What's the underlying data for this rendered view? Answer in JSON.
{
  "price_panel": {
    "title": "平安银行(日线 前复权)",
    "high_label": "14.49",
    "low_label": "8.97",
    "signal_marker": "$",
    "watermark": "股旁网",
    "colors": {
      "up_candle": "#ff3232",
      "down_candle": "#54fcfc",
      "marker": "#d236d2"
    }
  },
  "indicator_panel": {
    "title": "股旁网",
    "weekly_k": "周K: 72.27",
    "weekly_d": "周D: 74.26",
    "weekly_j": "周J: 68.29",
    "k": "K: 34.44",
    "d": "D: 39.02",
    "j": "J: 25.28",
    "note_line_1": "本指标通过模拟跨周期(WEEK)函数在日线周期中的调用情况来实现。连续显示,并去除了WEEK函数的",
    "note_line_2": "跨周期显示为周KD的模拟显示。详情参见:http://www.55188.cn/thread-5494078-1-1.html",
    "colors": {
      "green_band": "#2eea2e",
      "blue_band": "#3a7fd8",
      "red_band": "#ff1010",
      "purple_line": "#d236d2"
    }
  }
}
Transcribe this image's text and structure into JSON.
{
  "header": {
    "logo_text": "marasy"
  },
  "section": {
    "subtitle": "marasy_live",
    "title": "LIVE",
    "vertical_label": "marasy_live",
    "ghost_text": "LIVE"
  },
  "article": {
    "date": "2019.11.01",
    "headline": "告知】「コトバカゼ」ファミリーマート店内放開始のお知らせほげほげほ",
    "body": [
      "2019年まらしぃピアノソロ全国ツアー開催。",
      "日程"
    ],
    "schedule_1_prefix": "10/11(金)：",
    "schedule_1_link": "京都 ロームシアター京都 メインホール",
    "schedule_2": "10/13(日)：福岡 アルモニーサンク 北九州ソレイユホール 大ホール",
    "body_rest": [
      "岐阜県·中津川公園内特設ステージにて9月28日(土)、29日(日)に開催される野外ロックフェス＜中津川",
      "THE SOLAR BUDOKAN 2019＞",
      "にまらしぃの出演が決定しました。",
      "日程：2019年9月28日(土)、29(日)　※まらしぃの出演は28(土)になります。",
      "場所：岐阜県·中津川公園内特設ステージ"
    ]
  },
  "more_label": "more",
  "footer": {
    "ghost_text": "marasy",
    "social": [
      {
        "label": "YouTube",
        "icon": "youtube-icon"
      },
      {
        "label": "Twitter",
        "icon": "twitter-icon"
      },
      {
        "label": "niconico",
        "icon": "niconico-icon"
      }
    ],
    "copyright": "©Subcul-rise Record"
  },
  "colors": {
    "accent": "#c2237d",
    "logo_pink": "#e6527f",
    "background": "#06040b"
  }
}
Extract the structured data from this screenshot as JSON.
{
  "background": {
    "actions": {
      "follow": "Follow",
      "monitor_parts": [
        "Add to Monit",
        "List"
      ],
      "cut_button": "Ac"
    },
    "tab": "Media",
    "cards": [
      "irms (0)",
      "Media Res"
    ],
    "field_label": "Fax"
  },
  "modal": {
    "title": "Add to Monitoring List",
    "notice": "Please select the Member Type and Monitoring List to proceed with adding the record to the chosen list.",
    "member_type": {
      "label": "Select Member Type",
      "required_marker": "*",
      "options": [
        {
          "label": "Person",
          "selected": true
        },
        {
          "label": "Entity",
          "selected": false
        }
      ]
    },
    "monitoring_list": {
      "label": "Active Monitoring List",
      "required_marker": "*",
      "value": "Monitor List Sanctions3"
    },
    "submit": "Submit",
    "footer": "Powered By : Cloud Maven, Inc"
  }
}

[THE EXERCISE]:
Repeat the records above exactly.

[OUTPUT]:
What's the underlying data for this rendered view? Answer in JSON.
{
  "price_panel": {
    "title": "平安银行(日线 前复权)",
    "high_label": "14.49",
    "low_label": "8.97",
    "signal_marker": "$",
    "watermark": "股旁网",
    "colors": {
      "up_candle": "#ff3232",
      "down_candle": "#54fcfc",
      "marker": "#d236d2"
    }
  },
  "indicator_panel": {
    "title": "股旁网",
    "weekly_k": "周K: 72.27",
    "weekly_d": "周D: 74.26",
    "weekly_j": "周J: 68.29",
    "k": "K: 34.44",
    "d": "D: 39.02",
    "j": "J: 25.28",
    "note_line_1": "本指标通过模拟跨周期(WEEK)函数在日线周期中的调用情况来实现。连续显示,并去除了WEEK函数的",
    "note_line_2": "跨周期显示为周KD的模拟显示。详情参见:http://www.55188.cn/thread-5494078-1-1.html",
    "colors": {
      "green_band": "#2eea2e",
      "blue_band": "#3a7fd8",
      "red_band": "#ff1010",
      "purple_line": "#d236d2"
    }
  }
}
Transcribe this image's text and structure into JSON.
{
  "header": {
    "logo_text": "marasy"
  },
  "section": {
    "subtitle": "marasy_live",
    "title": "LIVE",
    "vertical_label": "marasy_live",
    "ghost_text": "LIVE"
  },
  "article": {
    "date": "2019.11.01",
    "headline": "告知】「コトバカゼ」ファミリーマート店内放開始のお知らせほげほげほ",
    "body": [
      "2019年まらしぃピアノソロ全国ツアー開催。",
      "日程"
    ],
    "schedule_1_prefix": "10/11(金)：",
    "schedule_1_link": "京都 ロームシアター京都 メインホール",
    "schedule_2": "10/13(日)：福岡 アルモニーサンク 北九州ソレイユホール 大ホール",
    "body_rest": [
      "岐阜県·中津川公園内特設ステージにて9月28日(土)、29日(日)に開催される野外ロックフェス＜中津川",
      "THE SOLAR BUDOKAN 2019＞",
      "にまらしぃの出演が決定しました。",
      "日程：2019年9月28日(土)、29(日)　※まらしぃの出演は28(土)になります。",
      "場所：岐阜県·中津川公園内特設ステージ"
    ]
  },
  "more_label": "more",
  "footer": {
    "ghost_text": "marasy",
    "social": [
      {
        "label": "YouTube",
        "icon": "youtube-icon"
      },
      {
        "label": "Twitter",
        "icon": "twitter-icon"
      },
      {
        "label": "niconico",
        "icon": "niconico-icon"
      }
    ],
    "copyright": "©Subcul-rise Record"
  },
  "colors": {
    "accent": "#c2237d",
    "logo_pink": "#e6527f",
    "background": "#06040b"
  }
}
Extract the structured data from this screenshot as JSON.
{
  "background": {
    "actions": {
      "follow": "Follow",
      "monitor_parts": [
        "Add to Monit",
        "List"
      ],
      "cut_button": "Ac"
    },
    "tab": "Media",
    "cards": [
      "irms (0)",
      "Media Res"
    ],
    "field_label": "Fax"
  },
  "modal": {
    "title": "Add to Monitoring List",
    "notice": "Please select the Member Type and Monitoring List to proceed with adding the record to the chosen list.",
    "member_type": {
      "label": "Select Member Type",
      "required_marker": "*",
      "options": [
        {
          "label": "Person",
          "selected": true
        },
        {
          "label": "Entity",
          "selected": false
        }
      ]
    },
    "monitoring_list": {
      "label": "Active Monitoring List",
      "required_marker": "*",
      "value": "Monitor List Sanctions3"
    },
    "submit": "Submit",
    "footer": "Powered By : Cloud Maven, Inc"
  }
}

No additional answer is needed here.